## DOCUMENT EXCERPT
Economic theory tends to break economic activity down into three segments, imaginatively named Primary, Secondary and Tertiary. This can a useful distinction when categorizing different economies, more "developed" economies tend towards a higher proportion of activity occurring in the secondary and tertiary sectors, and this has other uses in discussing how particularly industries may rely on others. It was never intended as a measure of how "good" or "useful" a certain industry is. In economic terms an industry (either a particular company or group of companies) is ""better"" (in a huge string of inverted commas) if it produces (adds) more wealth than another industry, regardless of where on the 1 / 2 / 3 scale the industries in question sit.

To briefly clarify;

Primary industries deal directly with natural resources. This therefore covers things like mining, forestry, farming, and oil and gas extraction. Under-developed nations tend to have a lot of primary economic activity because it (generally - oil and gas being the exception) can be undertaken with a labour heavy base rather than a capital intensive one.  The "value adding" component of the primary industry is predominately a function of location - iron ore in a warehouse is worth more than iron ore a mile underground even though the object itself hasn't changed.

Secondary industries deal with manufactured goods. This could potentially be broken down further into 2.1 and 2.2; 2.1 industries take the output from the primary industries and create manufactured goods (i.e. take iron ore and turn it into iron bars), while 2.2 industries take manufactured goods and use them to create more complicated manufactured goods (take iron bars and turn them into knives and forks).  The value adding component of secondary industries comes from the increased utility the same amount of physical material can have in different forms. (In the example above 10 sets of knives and forks has more value than the pure value of the metal because the form has a function).

## INFORMATION PROVIDED
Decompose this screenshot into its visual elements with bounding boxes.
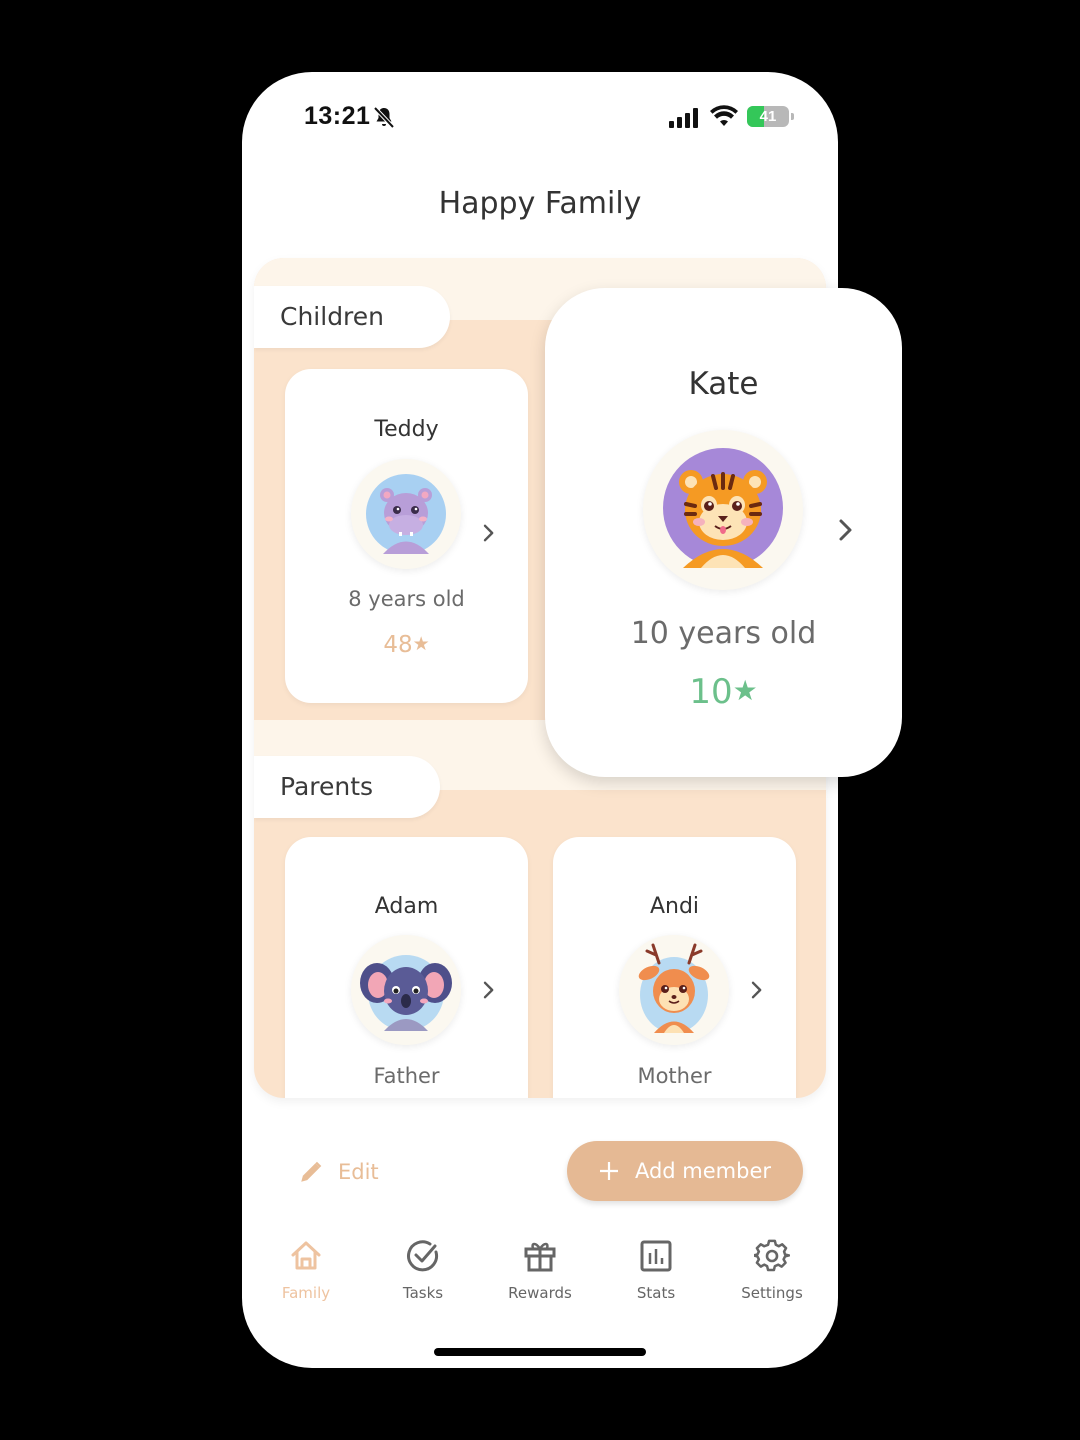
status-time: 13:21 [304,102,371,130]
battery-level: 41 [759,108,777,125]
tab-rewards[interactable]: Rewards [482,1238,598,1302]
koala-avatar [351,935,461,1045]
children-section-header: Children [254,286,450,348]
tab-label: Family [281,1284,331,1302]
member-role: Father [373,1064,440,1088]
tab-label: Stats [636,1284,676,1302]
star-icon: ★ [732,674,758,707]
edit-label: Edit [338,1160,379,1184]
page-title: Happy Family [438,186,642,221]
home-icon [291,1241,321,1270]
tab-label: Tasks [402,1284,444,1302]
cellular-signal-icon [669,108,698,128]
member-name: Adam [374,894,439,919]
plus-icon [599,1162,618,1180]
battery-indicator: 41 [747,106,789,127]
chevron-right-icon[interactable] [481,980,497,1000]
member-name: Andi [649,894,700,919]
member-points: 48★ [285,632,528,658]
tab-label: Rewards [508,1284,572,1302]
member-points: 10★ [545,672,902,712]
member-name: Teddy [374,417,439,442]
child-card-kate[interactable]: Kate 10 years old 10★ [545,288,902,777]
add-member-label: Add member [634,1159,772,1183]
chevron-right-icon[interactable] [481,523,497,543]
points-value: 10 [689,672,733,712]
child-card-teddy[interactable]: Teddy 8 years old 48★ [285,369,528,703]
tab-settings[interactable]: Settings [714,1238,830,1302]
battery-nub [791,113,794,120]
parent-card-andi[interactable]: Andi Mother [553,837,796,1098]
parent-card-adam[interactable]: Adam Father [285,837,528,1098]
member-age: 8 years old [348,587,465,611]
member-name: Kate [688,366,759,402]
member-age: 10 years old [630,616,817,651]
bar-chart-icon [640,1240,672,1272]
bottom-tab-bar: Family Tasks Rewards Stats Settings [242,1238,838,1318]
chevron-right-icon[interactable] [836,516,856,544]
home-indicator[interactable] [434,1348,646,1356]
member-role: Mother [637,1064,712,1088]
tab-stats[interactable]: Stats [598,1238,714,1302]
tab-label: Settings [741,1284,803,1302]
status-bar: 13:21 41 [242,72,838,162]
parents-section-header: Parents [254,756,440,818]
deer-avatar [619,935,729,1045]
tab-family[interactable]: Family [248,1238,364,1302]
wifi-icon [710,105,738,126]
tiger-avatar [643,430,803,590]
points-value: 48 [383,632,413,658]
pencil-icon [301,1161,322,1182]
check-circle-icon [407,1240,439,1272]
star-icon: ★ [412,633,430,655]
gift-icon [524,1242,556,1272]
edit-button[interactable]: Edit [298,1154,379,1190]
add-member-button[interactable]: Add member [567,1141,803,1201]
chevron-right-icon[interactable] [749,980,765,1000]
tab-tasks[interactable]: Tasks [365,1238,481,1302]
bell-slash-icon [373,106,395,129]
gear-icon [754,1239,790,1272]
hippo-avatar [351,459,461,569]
...
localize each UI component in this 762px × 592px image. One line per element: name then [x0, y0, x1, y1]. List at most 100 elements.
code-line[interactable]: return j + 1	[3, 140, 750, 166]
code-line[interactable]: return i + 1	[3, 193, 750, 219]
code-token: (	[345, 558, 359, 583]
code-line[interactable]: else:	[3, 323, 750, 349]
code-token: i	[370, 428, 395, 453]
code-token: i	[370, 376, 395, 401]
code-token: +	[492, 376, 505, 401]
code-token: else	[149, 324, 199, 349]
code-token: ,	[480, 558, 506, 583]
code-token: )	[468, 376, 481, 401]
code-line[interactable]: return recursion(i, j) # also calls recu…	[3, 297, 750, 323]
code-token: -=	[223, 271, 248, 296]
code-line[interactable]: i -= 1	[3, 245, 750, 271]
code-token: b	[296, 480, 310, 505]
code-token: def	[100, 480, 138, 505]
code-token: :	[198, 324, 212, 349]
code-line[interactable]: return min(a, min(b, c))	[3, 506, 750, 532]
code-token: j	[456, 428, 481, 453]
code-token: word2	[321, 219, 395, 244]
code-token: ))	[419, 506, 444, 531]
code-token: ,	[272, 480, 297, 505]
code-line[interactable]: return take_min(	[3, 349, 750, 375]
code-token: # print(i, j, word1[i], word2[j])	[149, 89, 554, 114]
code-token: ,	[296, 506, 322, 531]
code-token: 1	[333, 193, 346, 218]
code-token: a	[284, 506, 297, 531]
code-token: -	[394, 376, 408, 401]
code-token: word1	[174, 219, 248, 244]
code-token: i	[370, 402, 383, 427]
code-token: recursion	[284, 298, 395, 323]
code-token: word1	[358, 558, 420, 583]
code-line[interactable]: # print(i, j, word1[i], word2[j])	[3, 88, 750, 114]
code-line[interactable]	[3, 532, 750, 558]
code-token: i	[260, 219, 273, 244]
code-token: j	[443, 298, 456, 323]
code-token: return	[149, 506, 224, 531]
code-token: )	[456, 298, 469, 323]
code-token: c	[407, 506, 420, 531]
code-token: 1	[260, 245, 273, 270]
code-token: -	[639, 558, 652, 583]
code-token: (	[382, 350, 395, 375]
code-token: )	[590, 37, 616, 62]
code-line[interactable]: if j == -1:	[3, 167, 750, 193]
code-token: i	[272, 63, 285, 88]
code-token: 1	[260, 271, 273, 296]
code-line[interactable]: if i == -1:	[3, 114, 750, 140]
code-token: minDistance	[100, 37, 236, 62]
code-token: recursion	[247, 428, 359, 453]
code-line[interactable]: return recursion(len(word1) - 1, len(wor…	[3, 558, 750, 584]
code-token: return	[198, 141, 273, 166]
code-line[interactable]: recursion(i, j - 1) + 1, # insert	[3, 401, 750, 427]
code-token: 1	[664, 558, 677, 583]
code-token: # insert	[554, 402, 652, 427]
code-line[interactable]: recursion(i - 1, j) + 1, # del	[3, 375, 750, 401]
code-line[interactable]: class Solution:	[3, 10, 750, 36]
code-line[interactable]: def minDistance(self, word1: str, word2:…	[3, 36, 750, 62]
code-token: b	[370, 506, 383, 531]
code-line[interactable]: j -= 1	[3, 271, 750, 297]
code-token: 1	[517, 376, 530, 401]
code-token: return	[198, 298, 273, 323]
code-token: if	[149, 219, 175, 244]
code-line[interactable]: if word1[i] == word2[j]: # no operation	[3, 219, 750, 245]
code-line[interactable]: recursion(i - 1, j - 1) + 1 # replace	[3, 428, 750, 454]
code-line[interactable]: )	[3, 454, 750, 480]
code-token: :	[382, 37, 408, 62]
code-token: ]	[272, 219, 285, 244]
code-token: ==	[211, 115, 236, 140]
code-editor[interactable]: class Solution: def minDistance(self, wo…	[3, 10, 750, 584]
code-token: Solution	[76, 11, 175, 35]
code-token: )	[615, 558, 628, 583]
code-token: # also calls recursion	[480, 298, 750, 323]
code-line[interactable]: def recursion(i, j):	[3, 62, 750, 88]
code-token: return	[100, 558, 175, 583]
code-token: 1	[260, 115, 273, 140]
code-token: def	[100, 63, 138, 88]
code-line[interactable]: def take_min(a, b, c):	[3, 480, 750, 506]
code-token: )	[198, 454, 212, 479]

## PROBLEMS AND TASKS
a) According to the text on economic sectors, what do primary industries deal with directly?
b) From the text on economic sectors, return the passage starting at "Economic theory tends" and ending at "in question sit.", copied word for word.
The rows come from a different source than the text on economic sectors.

## SOLUTIONS
a) Natural resources.

b)
Economic theory tends to break economic activity down into three segments, imaginatively named Primary, Secondary and Tertiary. This can a useful distinction when categorizing different economies, more "developed" economies tend towards a higher proportion of activity occurring in the secondary and tertiary sectors, and this has other uses in discussing how particularly industries may rely on others. It was never intended as a measure of how "good" or "useful" a certain industry is. In economic terms an industry (either a particular company or group of companies) is ""better"" (in a huge string of inverted commas) if it produces (adds) more wealth than another industry, regardless of where on the 1 / 2 / 3 scale the industries in question sit.